Figure record listings
══════════
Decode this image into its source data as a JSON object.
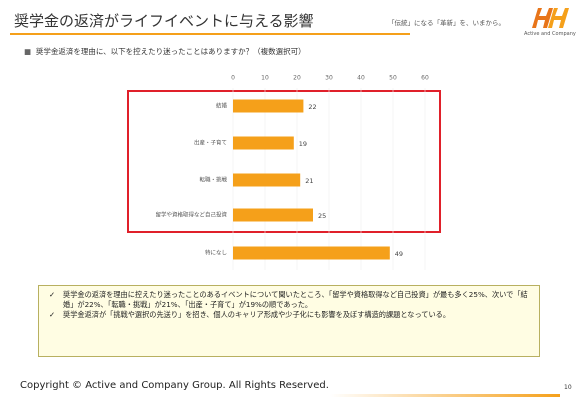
{
  "header": {
    "title": "奨学金の返済がライフイベントに与える影響",
    "tagline": "「伝統」になる「革新」を、いまから。",
    "logo_text": "Active and Company"
  },
  "question": "奨学金返済を理由に、以下を控えたり迷ったことはありますか？（複数選択可）",
  "chart_data": {
    "type": "hbar",
    "categories": [
      "結婚",
      "出産・子育て",
      "転職・挑戦",
      "留学や資格取得など自己投資",
      "特になし"
    ],
    "values": [
      22,
      19,
      21,
      25,
      49
    ],
    "color": "#f5a01a",
    "xlim": [
      0,
      60
    ],
    "xticks": [
      0,
      10,
      20,
      30,
      40,
      50,
      60
    ],
    "grid": true
  },
  "notes": [
    "奨学金の返済を理由に控えたり迷ったことのあるイベントについて聞いたところ、「留学や資格取得など自己投資」が最も多く25%、次いで「結婚」が22%、「転職・挑戦」が21%、「出産・子育て」が19%の順であった。",
    "奨学金返済が「挑戦や選択の先送り」を招き、個人のキャリア形成や少子化にも影響を及ぼす構造的課題となっている。"
  ],
  "footer": {
    "copyright": "Copyright © Active and Company Group. All Rights Reserved.",
    "page": "10"
  }
}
══════════
#### [TO BE DONE]
Looking at the records above, tally the lines holding "Company" and reply with that number only.

#### [ANSWER]
2